Exercise aim
Some lines in the listing below may include the string "представленных". How many are there? Give only the number.

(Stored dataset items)
········
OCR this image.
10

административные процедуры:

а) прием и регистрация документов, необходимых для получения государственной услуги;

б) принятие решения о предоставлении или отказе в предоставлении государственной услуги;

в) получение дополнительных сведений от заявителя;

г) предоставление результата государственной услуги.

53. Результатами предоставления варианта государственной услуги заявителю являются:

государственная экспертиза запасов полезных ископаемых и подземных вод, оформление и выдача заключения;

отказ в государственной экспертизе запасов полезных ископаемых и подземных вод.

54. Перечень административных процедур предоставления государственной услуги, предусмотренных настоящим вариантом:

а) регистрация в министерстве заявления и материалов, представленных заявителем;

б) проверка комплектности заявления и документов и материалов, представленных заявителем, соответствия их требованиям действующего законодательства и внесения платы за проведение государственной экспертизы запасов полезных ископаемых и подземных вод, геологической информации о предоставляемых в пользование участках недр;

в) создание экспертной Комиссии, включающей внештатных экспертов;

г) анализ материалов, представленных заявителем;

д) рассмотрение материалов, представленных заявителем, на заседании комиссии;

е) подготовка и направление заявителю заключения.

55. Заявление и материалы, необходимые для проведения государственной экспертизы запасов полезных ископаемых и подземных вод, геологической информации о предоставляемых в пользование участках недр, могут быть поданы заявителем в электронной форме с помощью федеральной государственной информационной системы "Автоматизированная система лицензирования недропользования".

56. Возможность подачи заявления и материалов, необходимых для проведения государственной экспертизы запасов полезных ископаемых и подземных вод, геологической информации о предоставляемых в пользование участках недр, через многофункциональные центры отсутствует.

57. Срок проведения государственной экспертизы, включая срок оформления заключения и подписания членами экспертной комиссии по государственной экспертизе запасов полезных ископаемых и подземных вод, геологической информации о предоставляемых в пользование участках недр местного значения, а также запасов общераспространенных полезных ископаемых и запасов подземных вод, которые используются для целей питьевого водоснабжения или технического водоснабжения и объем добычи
········
Response to the task
4